▶ _Descripción de la tarea_
Reproduce tal cual, del texto sobre la herencia de Ignacio Figueroa, el fragmento que empieza con las palabras que contienen "Su entierro me" y acaba con "el hijo proscrito.".

Su entierro me lo imagino decente. La prensa madrileña no se ocupó del óbito. Curiosamente se encargaba de anunciar, el mismo día de su muerte, la fastuosa boda de su sobrino, hijo primogénito del conde de Romanones; y otro entierro, el del marqués de Urquijo. Pero él no fue un triunfador. No pudo entender de linajes, era el hijo proscrito.
Con la fabulosa herencia, nuestra antigua Entidad se encontraba de la noche a la mañana con tres casas en Madrid. Parecían caídas del cielo. Decía Cervantes “que esto del heredar es algo que borra o templa en el heredero la memoria de la pena”. Y desde luego que templó la pena de la Económica, que por otro lado no sería mucha. Ignacio Figueroa no tuvo mucha relación con la Casa, ni siquiera era socio.
Las casas se vendieron y con parte de su importe se acometió la construcción de un nuevo edificio. Con el resto, 425.000 pesetas, adquirieron unos bonos que rentaban anualmente 17.000 pesetas. Después de solventar muchos problemas el flamante edificio se inauguraba el 21 de septiembre de 1921. No me resisto a mencionar uno de ellos. La empresa constructora propuso aumentar los gastos porque a los obreros, que, como la empresa eran catalanes, había que pagarles sus desplazamientos periódicos a Barcelona. No le interesaba la mano de obra local, alegando que “el obrero de la localidad distaba mucho de estar capacitado para una empresa como la convenida”, y además añadía que así difundían la cultura obrera ya que “los obreros de la capital tenían mucho que aprender de los catalanes” y finalizaba diciendo que tal actitud la “debían agradecer”. Sin comentarios.

▶ _Listado proporcionado_
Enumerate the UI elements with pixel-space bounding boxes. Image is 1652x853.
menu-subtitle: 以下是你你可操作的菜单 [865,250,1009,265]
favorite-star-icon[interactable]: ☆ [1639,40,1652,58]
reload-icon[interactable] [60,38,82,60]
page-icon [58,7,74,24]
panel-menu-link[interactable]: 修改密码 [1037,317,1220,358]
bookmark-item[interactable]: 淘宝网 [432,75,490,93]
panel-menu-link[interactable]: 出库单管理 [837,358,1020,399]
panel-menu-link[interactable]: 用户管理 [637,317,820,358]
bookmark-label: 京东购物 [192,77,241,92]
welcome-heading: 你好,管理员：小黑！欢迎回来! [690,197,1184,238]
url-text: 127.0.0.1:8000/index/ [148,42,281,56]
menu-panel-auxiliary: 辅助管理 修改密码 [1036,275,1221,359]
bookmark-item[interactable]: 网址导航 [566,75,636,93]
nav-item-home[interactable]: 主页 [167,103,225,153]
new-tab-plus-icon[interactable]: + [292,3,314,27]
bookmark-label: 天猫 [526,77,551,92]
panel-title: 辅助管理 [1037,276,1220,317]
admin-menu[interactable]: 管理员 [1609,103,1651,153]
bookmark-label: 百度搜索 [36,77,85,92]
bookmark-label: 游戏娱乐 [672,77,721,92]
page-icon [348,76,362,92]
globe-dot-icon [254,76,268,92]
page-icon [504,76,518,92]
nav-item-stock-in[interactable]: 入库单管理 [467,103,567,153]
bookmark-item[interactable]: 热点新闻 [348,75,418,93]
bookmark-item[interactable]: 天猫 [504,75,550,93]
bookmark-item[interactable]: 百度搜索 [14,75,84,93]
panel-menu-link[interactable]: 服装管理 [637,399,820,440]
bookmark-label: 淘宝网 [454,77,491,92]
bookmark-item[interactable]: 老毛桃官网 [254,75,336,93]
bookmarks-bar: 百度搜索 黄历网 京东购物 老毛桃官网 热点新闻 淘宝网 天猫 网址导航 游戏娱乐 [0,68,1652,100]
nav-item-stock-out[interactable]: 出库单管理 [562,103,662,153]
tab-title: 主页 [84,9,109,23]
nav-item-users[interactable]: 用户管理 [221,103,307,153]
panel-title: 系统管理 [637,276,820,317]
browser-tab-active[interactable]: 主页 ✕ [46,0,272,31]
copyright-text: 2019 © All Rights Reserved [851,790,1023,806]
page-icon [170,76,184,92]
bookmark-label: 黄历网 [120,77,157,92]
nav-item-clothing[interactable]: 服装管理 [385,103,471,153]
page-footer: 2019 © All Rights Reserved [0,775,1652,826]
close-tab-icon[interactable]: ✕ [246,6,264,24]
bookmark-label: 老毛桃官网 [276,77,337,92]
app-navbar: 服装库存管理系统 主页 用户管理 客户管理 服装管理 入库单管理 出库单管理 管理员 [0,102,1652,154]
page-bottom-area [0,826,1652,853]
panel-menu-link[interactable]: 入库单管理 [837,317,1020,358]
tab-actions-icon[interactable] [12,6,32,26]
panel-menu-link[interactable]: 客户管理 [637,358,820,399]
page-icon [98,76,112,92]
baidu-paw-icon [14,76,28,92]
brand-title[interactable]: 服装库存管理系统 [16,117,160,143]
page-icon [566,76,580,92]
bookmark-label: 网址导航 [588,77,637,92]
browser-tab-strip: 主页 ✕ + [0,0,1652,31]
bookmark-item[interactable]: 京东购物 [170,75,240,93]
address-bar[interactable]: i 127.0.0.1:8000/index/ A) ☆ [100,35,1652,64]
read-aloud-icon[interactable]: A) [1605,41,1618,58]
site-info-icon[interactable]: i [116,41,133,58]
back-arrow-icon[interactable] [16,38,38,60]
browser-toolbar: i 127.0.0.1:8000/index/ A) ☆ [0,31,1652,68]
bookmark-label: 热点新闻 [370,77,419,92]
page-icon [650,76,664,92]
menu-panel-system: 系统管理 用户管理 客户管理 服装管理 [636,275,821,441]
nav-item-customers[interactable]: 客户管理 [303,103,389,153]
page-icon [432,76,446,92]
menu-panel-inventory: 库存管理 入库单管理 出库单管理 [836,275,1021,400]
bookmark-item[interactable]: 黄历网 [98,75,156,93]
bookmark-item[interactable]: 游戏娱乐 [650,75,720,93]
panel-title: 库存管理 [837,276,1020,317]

▶ _Respuesta del ejercicio_
Su entierro me lo imagino decente. La prensa madrileña no se ocupó del óbito. Curiosamente se encargaba de anunciar, el mismo día de su muerte, la fastuosa boda de su sobrino, hijo primogénito del conde de Romanones; y otro entierro, el del marqués de Urquijo. Pero él no fue un triunfador. No pudo entender de linajes, era el hijo proscrito.